What needs to be done
Return the records, each one exactly as written.

[Records about charts and figures]
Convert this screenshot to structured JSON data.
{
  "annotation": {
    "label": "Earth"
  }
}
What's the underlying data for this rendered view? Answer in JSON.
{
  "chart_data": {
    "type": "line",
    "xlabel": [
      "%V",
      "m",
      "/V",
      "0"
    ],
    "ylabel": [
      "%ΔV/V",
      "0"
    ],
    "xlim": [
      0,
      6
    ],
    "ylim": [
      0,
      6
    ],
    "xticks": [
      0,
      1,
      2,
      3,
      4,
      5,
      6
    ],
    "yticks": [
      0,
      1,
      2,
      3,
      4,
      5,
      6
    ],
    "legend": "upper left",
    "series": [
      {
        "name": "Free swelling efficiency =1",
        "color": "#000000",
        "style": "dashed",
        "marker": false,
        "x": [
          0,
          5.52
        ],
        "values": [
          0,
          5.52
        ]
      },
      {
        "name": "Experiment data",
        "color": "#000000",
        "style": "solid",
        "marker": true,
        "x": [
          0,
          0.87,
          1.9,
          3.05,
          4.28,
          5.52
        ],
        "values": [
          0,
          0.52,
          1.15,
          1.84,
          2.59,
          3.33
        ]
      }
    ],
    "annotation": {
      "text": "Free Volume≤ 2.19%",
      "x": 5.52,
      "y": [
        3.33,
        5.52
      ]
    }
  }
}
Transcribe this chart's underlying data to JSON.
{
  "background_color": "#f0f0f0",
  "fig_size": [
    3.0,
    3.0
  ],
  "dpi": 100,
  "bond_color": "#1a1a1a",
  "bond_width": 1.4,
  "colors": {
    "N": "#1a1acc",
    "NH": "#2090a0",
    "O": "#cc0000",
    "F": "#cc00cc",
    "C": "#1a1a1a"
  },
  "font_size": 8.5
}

Solved exercise
Convert this screenshot to structured JSON data.
{
  "annotation": {
    "label": "Earth"
  }
}
What's the underlying data for this rendered view? Answer in JSON.
{
  "chart_data": {
    "type": "line",
    "xlabel": [
      "%V",
      "m",
      "/V",
      "0"
    ],
    "ylabel": [
      "%ΔV/V",
      "0"
    ],
    "xlim": [
      0,
      6
    ],
    "ylim": [
      0,
      6
    ],
    "xticks": [
      0,
      1,
      2,
      3,
      4,
      5,
      6
    ],
    "yticks": [
      0,
      1,
      2,
      3,
      4,
      5,
      6
    ],
    "legend": "upper left",
    "series": [
      {
        "name": "Free swelling efficiency =1",
        "color": "#000000",
        "style": "dashed",
        "marker": false,
        "x": [
          0,
          5.52
        ],
        "values": [
          0,
          5.52
        ]
      },
      {
        "name": "Experiment data",
        "color": "#000000",
        "style": "solid",
        "marker": true,
        "x": [
          0,
          0.87,
          1.9,
          3.05,
          4.28,
          5.52
        ],
        "values": [
          0,
          0.52,
          1.15,
          1.84,
          2.59,
          3.33
        ]
      }
    ],
    "annotation": {
      "text": "Free Volume≤ 2.19%",
      "x": 5.52,
      "y": [
        3.33,
        5.52
      ]
    }
  }
}
Transcribe this chart's underlying data to JSON.
{
  "background_color": "#f0f0f0",
  "fig_size": [
    3.0,
    3.0
  ],
  "dpi": 100,
  "bond_color": "#1a1a1a",
  "bond_width": 1.4,
  "colors": {
    "N": "#1a1acc",
    "NH": "#2090a0",
    "O": "#cc0000",
    "F": "#cc00cc",
    "C": "#1a1a1a"
  },
  "font_size": 8.5
}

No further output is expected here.